» STATED PROBLEM
Using the data below, tally the lines that include the string "avatar". Only the number is wanted.

● ● ●

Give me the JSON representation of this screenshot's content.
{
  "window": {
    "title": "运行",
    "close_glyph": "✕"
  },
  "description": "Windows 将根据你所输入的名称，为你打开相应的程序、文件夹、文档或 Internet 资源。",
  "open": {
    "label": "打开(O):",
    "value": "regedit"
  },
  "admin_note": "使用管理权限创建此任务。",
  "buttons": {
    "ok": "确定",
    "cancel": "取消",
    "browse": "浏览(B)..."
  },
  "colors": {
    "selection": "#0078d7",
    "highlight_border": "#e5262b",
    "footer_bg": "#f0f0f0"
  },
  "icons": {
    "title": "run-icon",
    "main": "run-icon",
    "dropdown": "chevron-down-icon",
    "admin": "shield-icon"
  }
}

● ● ●

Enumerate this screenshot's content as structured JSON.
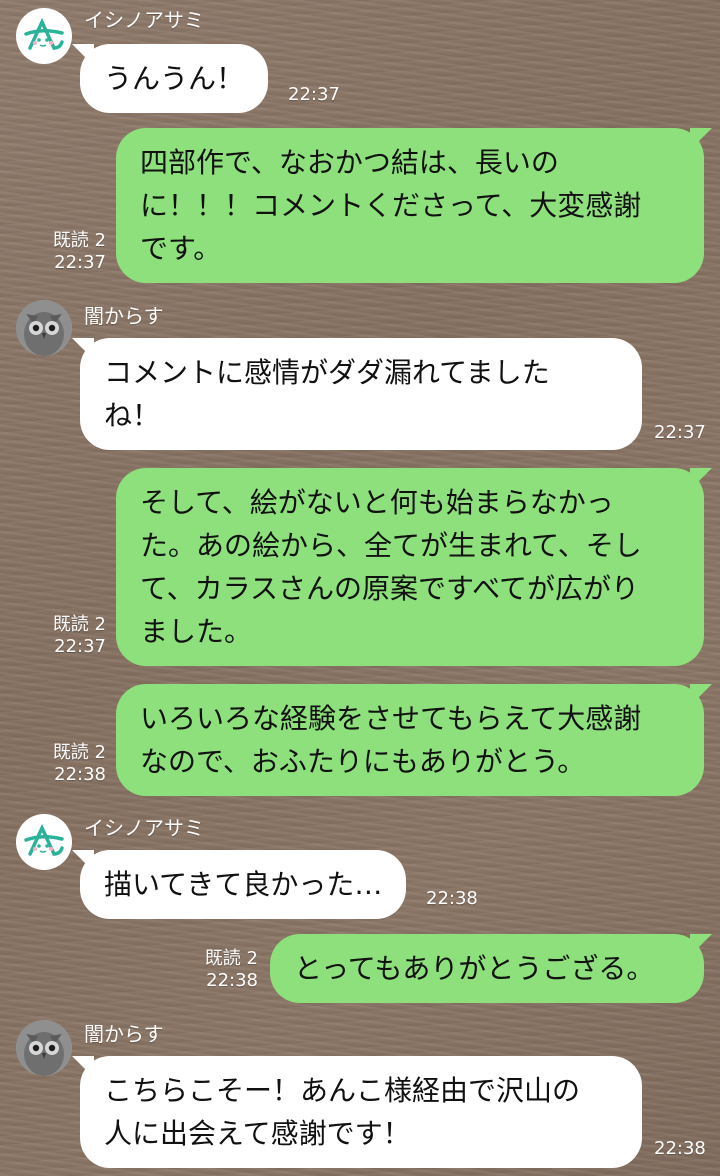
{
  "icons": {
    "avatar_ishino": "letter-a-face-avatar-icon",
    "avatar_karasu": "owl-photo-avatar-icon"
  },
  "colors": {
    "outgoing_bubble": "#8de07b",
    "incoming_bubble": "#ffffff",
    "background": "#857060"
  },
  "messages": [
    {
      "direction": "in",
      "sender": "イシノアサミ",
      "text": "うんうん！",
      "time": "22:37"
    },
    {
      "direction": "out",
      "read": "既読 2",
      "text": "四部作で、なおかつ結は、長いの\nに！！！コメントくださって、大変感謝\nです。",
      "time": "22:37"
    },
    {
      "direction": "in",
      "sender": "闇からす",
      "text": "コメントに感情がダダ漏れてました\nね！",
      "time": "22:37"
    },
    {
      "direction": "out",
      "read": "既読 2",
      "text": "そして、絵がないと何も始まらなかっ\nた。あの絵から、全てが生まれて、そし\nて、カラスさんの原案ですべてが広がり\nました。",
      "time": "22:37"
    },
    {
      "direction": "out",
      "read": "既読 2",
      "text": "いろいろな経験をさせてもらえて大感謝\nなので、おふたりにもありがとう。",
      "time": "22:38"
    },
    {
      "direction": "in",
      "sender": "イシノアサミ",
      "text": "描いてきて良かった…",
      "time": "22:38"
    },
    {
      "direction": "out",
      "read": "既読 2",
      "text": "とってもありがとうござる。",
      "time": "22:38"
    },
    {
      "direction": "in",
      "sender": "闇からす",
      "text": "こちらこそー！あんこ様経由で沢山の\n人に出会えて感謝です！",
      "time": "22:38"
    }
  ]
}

● ● ●

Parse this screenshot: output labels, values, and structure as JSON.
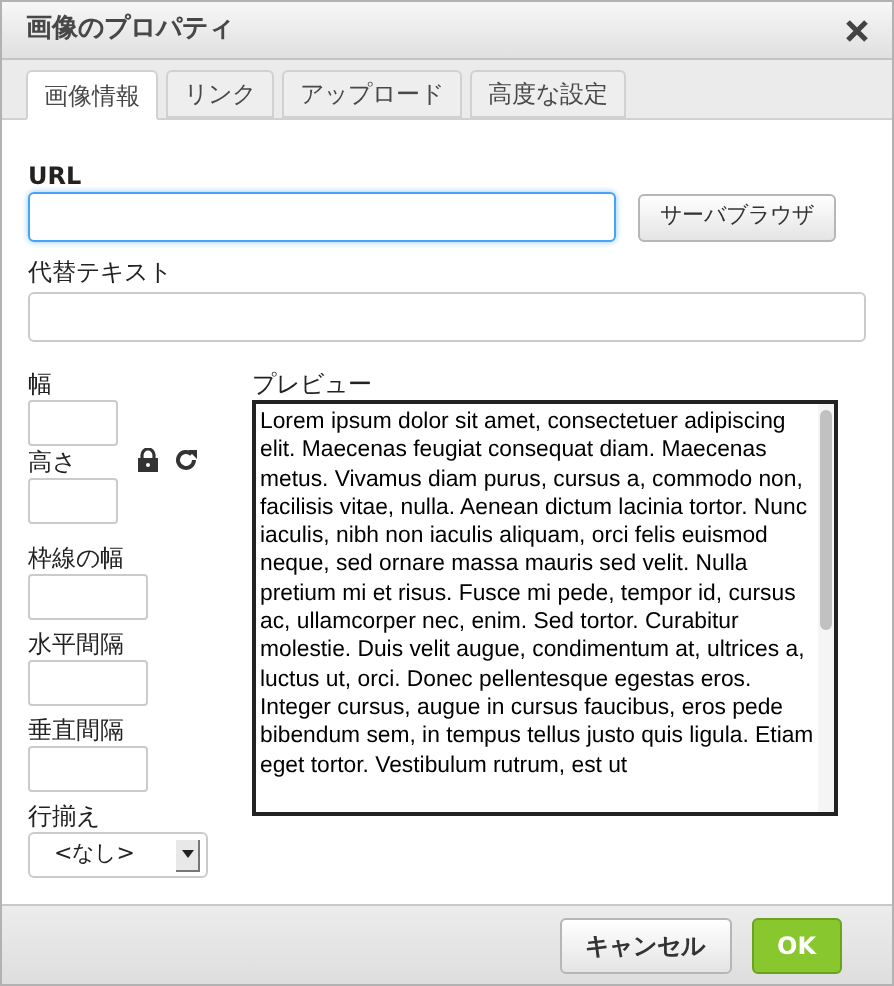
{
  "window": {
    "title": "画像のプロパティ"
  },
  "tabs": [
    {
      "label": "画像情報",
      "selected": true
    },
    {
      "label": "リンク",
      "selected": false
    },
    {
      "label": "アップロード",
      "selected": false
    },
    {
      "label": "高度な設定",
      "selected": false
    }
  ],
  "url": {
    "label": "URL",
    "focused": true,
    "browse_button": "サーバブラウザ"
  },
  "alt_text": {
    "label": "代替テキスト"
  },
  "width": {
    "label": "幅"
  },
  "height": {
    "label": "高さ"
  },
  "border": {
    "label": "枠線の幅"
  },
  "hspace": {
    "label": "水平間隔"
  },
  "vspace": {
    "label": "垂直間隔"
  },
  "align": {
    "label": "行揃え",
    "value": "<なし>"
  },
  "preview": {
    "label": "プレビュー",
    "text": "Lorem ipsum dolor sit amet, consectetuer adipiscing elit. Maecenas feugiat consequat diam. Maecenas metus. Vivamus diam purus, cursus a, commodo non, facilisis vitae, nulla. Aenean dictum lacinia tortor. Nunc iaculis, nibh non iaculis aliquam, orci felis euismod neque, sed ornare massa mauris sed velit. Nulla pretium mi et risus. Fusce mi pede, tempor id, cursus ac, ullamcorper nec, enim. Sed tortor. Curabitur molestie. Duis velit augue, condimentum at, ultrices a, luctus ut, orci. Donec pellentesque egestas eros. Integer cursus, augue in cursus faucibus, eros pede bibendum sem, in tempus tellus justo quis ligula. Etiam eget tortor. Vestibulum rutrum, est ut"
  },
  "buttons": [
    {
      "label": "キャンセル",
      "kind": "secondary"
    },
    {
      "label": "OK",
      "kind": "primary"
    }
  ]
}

● ● ●

» RESPONSE TO THE EXERCISE
2